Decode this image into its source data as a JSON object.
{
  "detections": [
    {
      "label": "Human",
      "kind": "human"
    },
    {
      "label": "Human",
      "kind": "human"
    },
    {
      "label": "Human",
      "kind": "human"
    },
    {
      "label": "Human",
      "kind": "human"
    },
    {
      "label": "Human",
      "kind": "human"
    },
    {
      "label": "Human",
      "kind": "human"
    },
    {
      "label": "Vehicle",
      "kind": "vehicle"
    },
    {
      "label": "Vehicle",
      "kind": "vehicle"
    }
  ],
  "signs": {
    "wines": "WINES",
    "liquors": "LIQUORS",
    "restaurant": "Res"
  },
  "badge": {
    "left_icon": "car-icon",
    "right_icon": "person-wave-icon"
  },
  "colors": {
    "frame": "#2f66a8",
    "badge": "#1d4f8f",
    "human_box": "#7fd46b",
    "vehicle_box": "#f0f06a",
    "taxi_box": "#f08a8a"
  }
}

◆ Problem to work on ◆
Reproduce the listing in full. Keep it exactly as written.

◆ Correct result ◆
Decode this image into its source data as a JSON object.
{
  "detections": [
    {
      "label": "Human",
      "kind": "human"
    },
    {
      "label": "Human",
      "kind": "human"
    },
    {
      "label": "Human",
      "kind": "human"
    },
    {
      "label": "Human",
      "kind": "human"
    },
    {
      "label": "Human",
      "kind": "human"
    },
    {
      "label": "Human",
      "kind": "human"
    },
    {
      "label": "Vehicle",
      "kind": "vehicle"
    },
    {
      "label": "Vehicle",
      "kind": "vehicle"
    }
  ],
  "signs": {
    "wines": "WINES",
    "liquors": "LIQUORS",
    "restaurant": "Res"
  },
  "badge": {
    "left_icon": "car-icon",
    "right_icon": "person-wave-icon"
  },
  "colors": {
    "frame": "#2f66a8",
    "badge": "#1d4f8f",
    "human_box": "#7fd46b",
    "vehicle_box": "#f0f06a",
    "taxi_box": "#f08a8a"
  }
}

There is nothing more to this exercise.